▶ _To do_
Repeat each line exactly as it is written.

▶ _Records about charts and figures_
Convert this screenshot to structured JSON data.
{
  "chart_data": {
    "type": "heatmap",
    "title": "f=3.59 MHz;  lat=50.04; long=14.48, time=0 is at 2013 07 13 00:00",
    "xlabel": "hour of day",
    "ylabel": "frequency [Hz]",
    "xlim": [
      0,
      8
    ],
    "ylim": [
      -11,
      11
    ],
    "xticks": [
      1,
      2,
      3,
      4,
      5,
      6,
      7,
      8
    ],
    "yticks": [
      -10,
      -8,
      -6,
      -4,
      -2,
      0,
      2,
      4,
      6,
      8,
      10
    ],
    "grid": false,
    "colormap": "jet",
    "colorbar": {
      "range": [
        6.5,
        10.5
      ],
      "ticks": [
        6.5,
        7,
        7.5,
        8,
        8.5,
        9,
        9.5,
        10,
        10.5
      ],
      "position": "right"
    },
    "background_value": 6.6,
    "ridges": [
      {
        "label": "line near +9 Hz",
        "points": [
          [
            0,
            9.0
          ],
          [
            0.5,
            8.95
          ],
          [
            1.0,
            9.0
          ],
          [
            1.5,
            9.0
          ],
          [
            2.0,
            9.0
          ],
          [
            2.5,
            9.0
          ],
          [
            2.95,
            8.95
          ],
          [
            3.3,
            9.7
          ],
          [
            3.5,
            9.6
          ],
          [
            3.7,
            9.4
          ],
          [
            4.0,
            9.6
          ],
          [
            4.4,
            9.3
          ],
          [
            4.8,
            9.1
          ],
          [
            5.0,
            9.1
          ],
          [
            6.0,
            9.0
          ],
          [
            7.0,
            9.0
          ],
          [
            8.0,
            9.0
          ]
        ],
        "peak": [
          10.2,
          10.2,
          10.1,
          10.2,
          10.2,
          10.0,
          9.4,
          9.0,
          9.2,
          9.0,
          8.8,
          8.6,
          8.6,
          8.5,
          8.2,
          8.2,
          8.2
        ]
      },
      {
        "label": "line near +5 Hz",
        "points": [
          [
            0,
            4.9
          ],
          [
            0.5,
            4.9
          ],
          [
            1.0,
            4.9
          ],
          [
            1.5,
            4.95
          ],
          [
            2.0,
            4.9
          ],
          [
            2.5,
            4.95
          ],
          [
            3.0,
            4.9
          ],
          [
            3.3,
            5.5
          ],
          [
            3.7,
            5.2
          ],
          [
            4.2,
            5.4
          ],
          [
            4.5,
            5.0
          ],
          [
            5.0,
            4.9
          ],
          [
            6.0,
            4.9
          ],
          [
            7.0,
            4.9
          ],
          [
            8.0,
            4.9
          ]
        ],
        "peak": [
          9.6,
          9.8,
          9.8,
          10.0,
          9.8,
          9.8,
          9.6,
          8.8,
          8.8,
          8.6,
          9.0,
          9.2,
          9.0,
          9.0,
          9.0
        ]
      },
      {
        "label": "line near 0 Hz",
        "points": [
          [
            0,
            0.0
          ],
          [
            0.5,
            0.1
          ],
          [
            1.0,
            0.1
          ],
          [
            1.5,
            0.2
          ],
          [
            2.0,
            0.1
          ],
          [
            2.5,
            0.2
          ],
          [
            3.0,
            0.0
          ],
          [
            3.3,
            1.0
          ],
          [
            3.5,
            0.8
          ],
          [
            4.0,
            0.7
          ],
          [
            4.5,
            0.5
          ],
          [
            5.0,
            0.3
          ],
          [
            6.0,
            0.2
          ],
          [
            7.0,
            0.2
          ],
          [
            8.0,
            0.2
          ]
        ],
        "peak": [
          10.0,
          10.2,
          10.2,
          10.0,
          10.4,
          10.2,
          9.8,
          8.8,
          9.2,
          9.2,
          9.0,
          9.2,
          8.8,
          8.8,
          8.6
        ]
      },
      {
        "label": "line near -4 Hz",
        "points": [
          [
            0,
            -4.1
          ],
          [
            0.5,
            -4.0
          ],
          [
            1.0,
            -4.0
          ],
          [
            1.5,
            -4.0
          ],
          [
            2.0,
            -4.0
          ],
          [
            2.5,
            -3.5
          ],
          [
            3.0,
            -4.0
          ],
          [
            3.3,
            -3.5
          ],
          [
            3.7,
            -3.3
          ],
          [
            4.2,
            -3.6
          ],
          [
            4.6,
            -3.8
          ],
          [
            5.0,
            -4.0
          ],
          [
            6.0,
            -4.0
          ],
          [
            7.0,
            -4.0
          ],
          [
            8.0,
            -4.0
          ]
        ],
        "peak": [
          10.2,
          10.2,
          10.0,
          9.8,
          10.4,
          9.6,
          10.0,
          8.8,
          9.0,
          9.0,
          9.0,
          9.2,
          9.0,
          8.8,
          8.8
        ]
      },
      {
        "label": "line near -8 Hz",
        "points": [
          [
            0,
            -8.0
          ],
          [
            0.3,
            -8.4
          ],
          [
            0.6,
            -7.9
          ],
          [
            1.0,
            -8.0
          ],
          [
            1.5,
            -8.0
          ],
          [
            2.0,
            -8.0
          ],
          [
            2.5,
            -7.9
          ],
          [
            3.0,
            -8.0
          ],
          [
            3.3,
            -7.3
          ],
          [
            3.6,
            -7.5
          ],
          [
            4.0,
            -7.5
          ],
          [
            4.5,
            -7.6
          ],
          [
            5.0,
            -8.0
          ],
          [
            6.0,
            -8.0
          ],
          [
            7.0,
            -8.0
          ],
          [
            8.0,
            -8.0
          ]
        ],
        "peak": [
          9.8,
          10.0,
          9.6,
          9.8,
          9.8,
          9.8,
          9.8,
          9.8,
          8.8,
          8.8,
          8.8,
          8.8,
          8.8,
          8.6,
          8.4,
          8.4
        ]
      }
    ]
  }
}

▶ _Result of the task_
Convert this screenshot to structured JSON data.
{
  "chart_data": {
    "type": "heatmap",
    "title": "f=3.59 MHz;  lat=50.04; long=14.48, time=0 is at 2013 07 13 00:00",
    "xlabel": "hour of day",
    "ylabel": "frequency [Hz]",
    "xlim": [
      0,
      8
    ],
    "ylim": [
      -11,
      11
    ],
    "xticks": [
      1,
      2,
      3,
      4,
      5,
      6,
      7,
      8
    ],
    "yticks": [
      -10,
      -8,
      -6,
      -4,
      -2,
      0,
      2,
      4,
      6,
      8,
      10
    ],
    "grid": false,
    "colormap": "jet",
    "colorbar": {
      "range": [
        6.5,
        10.5
      ],
      "ticks": [
        6.5,
        7,
        7.5,
        8,
        8.5,
        9,
        9.5,
        10,
        10.5
      ],
      "position": "right"
    },
    "background_value": 6.6,
    "ridges": [
      {
        "label": "line near +9 Hz",
        "points": [
          [
            0,
            9.0
          ],
          [
            0.5,
            8.95
          ],
          [
            1.0,
            9.0
          ],
          [
            1.5,
            9.0
          ],
          [
            2.0,
            9.0
          ],
          [
            2.5,
            9.0
          ],
          [
            2.95,
            8.95
          ],
          [
            3.3,
            9.7
          ],
          [
            3.5,
            9.6
          ],
          [
            3.7,
            9.4
          ],
          [
            4.0,
            9.6
          ],
          [
            4.4,
            9.3
          ],
          [
            4.8,
            9.1
          ],
          [
            5.0,
            9.1
          ],
          [
            6.0,
            9.0
          ],
          [
            7.0,
            9.0
          ],
          [
            8.0,
            9.0
          ]
        ],
        "peak": [
          10.2,
          10.2,
          10.1,
          10.2,
          10.2,
          10.0,
          9.4,
          9.0,
          9.2,
          9.0,
          8.8,
          8.6,
          8.6,
          8.5,
          8.2,
          8.2,
          8.2
        ]
      },
      {
        "label": "line near +5 Hz",
        "points": [
          [
            0,
            4.9
          ],
          [
            0.5,
            4.9
          ],
          [
            1.0,
            4.9
          ],
          [
            1.5,
            4.95
          ],
          [
            2.0,
            4.9
          ],
          [
            2.5,
            4.95
          ],
          [
            3.0,
            4.9
          ],
          [
            3.3,
            5.5
          ],
          [
            3.7,
            5.2
          ],
          [
            4.2,
            5.4
          ],
          [
            4.5,
            5.0
          ],
          [
            5.0,
            4.9
          ],
          [
            6.0,
            4.9
          ],
          [
            7.0,
            4.9
          ],
          [
            8.0,
            4.9
          ]
        ],
        "peak": [
          9.6,
          9.8,
          9.8,
          10.0,
          9.8,
          9.8,
          9.6,
          8.8,
          8.8,
          8.6,
          9.0,
          9.2,
          9.0,
          9.0,
          9.0
        ]
      },
      {
        "label": "line near 0 Hz",
        "points": [
          [
            0,
            0.0
          ],
          [
            0.5,
            0.1
          ],
          [
            1.0,
            0.1
          ],
          [
            1.5,
            0.2
          ],
          [
            2.0,
            0.1
          ],
          [
            2.5,
            0.2
          ],
          [
            3.0,
            0.0
          ],
          [
            3.3,
            1.0
          ],
          [
            3.5,
            0.8
          ],
          [
            4.0,
            0.7
          ],
          [
            4.5,
            0.5
          ],
          [
            5.0,
            0.3
          ],
          [
            6.0,
            0.2
          ],
          [
            7.0,
            0.2
          ],
          [
            8.0,
            0.2
          ]
        ],
        "peak": [
          10.0,
          10.2,
          10.2,
          10.0,
          10.4,
          10.2,
          9.8,
          8.8,
          9.2,
          9.2,
          9.0,
          9.2,
          8.8,
          8.8,
          8.6
        ]
      },
      {
        "label": "line near -4 Hz",
        "points": [
          [
            0,
            -4.1
          ],
          [
            0.5,
            -4.0
          ],
          [
            1.0,
            -4.0
          ],
          [
            1.5,
            -4.0
          ],
          [
            2.0,
            -4.0
          ],
          [
            2.5,
            -3.5
          ],
          [
            3.0,
            -4.0
          ],
          [
            3.3,
            -3.5
          ],
          [
            3.7,
            -3.3
          ],
          [
            4.2,
            -3.6
          ],
          [
            4.6,
            -3.8
          ],
          [
            5.0,
            -4.0
          ],
          [
            6.0,
            -4.0
          ],
          [
            7.0,
            -4.0
          ],
          [
            8.0,
            -4.0
          ]
        ],
        "peak": [
          10.2,
          10.2,
          10.0,
          9.8,
          10.4,
          9.6,
          10.0,
          8.8,
          9.0,
          9.0,
          9.0,
          9.2,
          9.0,
          8.8,
          8.8
        ]
      },
      {
        "label": "line near -8 Hz",
        "points": [
          [
            0,
            -8.0
          ],
          [
            0.3,
            -8.4
          ],
          [
            0.6,
            -7.9
          ],
          [
            1.0,
            -8.0
          ],
          [
            1.5,
            -8.0
          ],
          [
            2.0,
            -8.0
          ],
          [
            2.5,
            -7.9
          ],
          [
            3.0,
            -8.0
          ],
          [
            3.3,
            -7.3
          ],
          [
            3.6,
            -7.5
          ],
          [
            4.0,
            -7.5
          ],
          [
            4.5,
            -7.6
          ],
          [
            5.0,
            -8.0
          ],
          [
            6.0,
            -8.0
          ],
          [
            7.0,
            -8.0
          ],
          [
            8.0,
            -8.0
          ]
        ],
        "peak": [
          9.8,
          10.0,
          9.6,
          9.8,
          9.8,
          9.8,
          9.8,
          9.8,
          8.8,
          8.8,
          8.8,
          8.8,
          8.8,
          8.6,
          8.4,
          8.4
        ]
      }
    ]
  }
}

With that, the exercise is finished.